◆ Work instructions ◆
Copy down every line where the string "fill" shows up.

-- Begin --

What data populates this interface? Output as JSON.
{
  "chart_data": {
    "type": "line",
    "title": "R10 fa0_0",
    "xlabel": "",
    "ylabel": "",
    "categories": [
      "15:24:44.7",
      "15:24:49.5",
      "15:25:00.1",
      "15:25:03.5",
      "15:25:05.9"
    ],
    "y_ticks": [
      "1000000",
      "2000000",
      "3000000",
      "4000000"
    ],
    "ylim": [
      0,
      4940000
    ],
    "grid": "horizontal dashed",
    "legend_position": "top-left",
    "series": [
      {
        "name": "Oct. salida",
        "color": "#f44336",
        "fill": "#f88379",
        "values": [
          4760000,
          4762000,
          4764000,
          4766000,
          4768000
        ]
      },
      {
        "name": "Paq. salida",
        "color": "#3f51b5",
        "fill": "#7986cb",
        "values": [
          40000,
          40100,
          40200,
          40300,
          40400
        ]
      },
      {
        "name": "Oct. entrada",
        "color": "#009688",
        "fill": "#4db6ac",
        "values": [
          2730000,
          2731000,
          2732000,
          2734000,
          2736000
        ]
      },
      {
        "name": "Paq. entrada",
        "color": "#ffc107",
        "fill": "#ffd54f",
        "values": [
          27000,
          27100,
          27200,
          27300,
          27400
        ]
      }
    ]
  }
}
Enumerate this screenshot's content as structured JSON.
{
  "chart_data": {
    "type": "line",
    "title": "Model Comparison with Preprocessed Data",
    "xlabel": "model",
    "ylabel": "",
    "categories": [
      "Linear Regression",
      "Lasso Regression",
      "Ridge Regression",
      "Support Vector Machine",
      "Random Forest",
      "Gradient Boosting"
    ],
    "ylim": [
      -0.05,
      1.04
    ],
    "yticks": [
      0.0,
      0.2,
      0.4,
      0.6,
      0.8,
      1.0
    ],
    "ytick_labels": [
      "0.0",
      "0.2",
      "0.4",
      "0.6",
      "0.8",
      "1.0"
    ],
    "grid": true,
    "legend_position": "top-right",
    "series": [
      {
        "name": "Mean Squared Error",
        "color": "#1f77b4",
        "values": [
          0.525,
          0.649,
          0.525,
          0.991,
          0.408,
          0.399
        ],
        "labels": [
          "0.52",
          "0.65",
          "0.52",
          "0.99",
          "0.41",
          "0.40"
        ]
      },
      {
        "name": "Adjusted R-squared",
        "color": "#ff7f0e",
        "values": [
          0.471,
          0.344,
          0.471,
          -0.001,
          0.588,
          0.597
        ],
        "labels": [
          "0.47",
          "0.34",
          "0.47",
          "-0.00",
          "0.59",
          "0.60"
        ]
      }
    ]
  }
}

-- End --

◆ Response to the task ◆
        "fill": "#f88379",
        "fill": "#7986cb",
        "fill": "#4db6ac",
        "fill": "#ffd54f",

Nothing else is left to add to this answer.